-- START --

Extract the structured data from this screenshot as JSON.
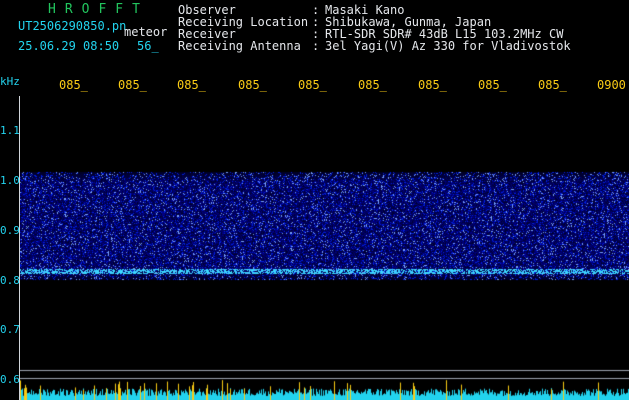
{
  "header": {
    "brand": "HROFFT",
    "file_id": "UT2506290850.pn",
    "mode": "meteor",
    "datetime": "25.06.29 08:50",
    "count": "56_"
  },
  "station_info": [
    {
      "label": "Observer",
      "value": "Masaki Kano"
    },
    {
      "label": "Receiving Location",
      "value": "Shibukawa, Gunma, Japan"
    },
    {
      "label": "Receiver",
      "value": "RTL-SDR SDR# 43dB L15 103.2MHz CW"
    },
    {
      "label": "Receiving Antenna",
      "value": "3el Yagi(V) Az 330 for Vladivostok"
    }
  ],
  "separator": ":",
  "axis": {
    "unit": "kHz",
    "y_ticks": [
      "1.1",
      "1.0",
      "0.9",
      "0.8",
      "0.7",
      "0.6"
    ],
    "x_ticks": [
      "085_",
      "085_",
      "085_",
      "085_",
      "085_",
      "085_",
      "085_",
      "085_",
      "085_",
      "0900"
    ]
  },
  "colors": {
    "background": "#000000",
    "signal_band": "#1d2fd6",
    "echo_line": "#38bdf8",
    "noise_floor": "#22d3ee",
    "meteor_spike": "#facc15"
  }
}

-- END --

Stated exercise:
Quote the data above in full and without alteration; skip the pictures.

Final result:
Extract the structured data from this screenshot as JSON.
{
  "header": {
    "brand": "HROFFT",
    "file_id": "UT2506290850.pn",
    "mode": "meteor",
    "datetime": "25.06.29 08:50",
    "count": "56_"
  },
  "station_info": [
    {
      "label": "Observer",
      "value": "Masaki Kano"
    },
    {
      "label": "Receiving Location",
      "value": "Shibukawa, Gunma, Japan"
    },
    {
      "label": "Receiver",
      "value": "RTL-SDR SDR# 43dB L15 103.2MHz CW"
    },
    {
      "label": "Receiving Antenna",
      "value": "3el Yagi(V) Az 330 for Vladivostok"
    }
  ],
  "separator": ":",
  "axis": {
    "unit": "kHz",
    "y_ticks": [
      "1.1",
      "1.0",
      "0.9",
      "0.8",
      "0.7",
      "0.6"
    ],
    "x_ticks": [
      "085_",
      "085_",
      "085_",
      "085_",
      "085_",
      "085_",
      "085_",
      "085_",
      "085_",
      "0900"
    ]
  },
  "colors": {
    "background": "#000000",
    "signal_band": "#1d2fd6",
    "echo_line": "#38bdf8",
    "noise_floor": "#22d3ee",
    "meteor_spike": "#facc15"
  }
}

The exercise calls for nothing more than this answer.